** Start of ENTRIES SUPPLIED **
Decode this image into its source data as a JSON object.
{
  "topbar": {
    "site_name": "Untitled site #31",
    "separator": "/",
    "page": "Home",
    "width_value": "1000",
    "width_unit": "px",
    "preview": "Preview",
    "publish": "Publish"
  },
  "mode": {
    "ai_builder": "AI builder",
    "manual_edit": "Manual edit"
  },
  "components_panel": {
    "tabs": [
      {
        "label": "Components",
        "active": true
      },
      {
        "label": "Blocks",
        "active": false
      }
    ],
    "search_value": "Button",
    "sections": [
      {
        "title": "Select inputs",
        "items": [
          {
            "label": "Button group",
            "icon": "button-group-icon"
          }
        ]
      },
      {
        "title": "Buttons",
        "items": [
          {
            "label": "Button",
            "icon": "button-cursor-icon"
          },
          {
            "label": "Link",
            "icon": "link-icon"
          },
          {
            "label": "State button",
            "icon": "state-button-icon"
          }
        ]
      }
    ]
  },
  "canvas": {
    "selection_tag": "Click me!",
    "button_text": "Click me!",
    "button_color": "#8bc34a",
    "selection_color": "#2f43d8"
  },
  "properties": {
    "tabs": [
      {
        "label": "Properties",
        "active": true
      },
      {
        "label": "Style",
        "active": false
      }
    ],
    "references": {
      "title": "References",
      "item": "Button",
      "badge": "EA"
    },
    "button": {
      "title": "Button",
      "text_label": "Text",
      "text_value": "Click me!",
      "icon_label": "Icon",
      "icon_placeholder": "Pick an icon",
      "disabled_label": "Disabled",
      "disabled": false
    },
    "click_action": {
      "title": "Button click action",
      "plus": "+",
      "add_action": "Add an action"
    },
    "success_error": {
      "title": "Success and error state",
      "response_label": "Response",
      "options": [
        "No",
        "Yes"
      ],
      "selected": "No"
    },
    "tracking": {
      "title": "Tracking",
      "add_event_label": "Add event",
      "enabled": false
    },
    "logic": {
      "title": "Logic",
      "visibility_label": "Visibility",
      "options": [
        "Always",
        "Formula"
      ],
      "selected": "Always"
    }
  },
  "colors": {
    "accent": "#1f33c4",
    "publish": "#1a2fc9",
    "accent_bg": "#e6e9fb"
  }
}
** End of ENTRIES SUPPLIED **
** Start of ENTRIES SUPPLIED **
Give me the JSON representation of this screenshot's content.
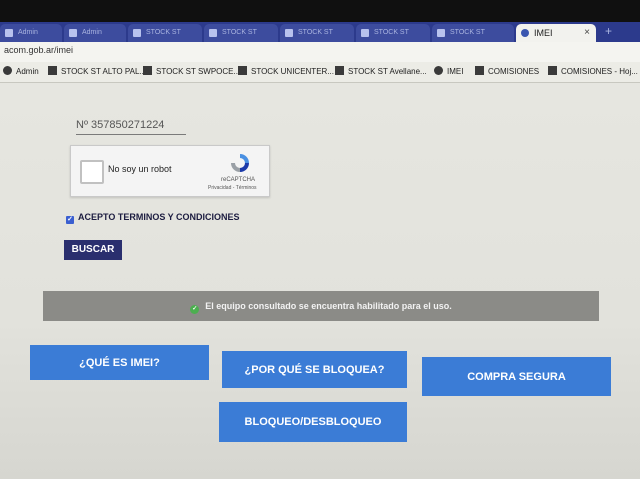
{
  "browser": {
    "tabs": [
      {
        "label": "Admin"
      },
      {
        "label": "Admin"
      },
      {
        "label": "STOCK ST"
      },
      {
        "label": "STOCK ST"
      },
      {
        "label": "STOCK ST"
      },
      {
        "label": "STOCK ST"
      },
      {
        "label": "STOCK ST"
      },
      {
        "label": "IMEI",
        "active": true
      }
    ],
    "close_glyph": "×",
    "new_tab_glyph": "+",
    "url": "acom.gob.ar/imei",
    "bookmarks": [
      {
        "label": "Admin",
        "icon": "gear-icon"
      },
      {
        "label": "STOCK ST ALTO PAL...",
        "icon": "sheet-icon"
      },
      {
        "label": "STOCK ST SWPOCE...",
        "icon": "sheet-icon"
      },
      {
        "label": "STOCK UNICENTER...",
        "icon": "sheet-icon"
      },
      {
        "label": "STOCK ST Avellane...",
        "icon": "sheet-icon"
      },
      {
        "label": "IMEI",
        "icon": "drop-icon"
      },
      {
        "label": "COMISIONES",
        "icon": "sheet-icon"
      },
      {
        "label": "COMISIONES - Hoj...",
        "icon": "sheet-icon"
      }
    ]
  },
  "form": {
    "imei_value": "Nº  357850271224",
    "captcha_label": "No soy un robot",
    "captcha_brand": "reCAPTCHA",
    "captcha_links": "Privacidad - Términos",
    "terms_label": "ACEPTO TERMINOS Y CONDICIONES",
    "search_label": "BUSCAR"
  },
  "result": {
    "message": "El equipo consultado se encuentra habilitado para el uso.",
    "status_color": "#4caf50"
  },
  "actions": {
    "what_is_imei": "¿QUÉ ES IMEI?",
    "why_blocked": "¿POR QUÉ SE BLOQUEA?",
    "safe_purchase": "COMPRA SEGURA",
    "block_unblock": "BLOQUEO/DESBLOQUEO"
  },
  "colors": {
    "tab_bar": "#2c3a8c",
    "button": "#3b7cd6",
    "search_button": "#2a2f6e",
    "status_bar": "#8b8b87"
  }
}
** End of ENTRIES SUPPLIED **
- SHORT TASK:
Filter for "group". Return all lines that hold it.

- SOLUTION TO THIS TASK:
            "label": "Button group",
            "icon": "button-group-icon"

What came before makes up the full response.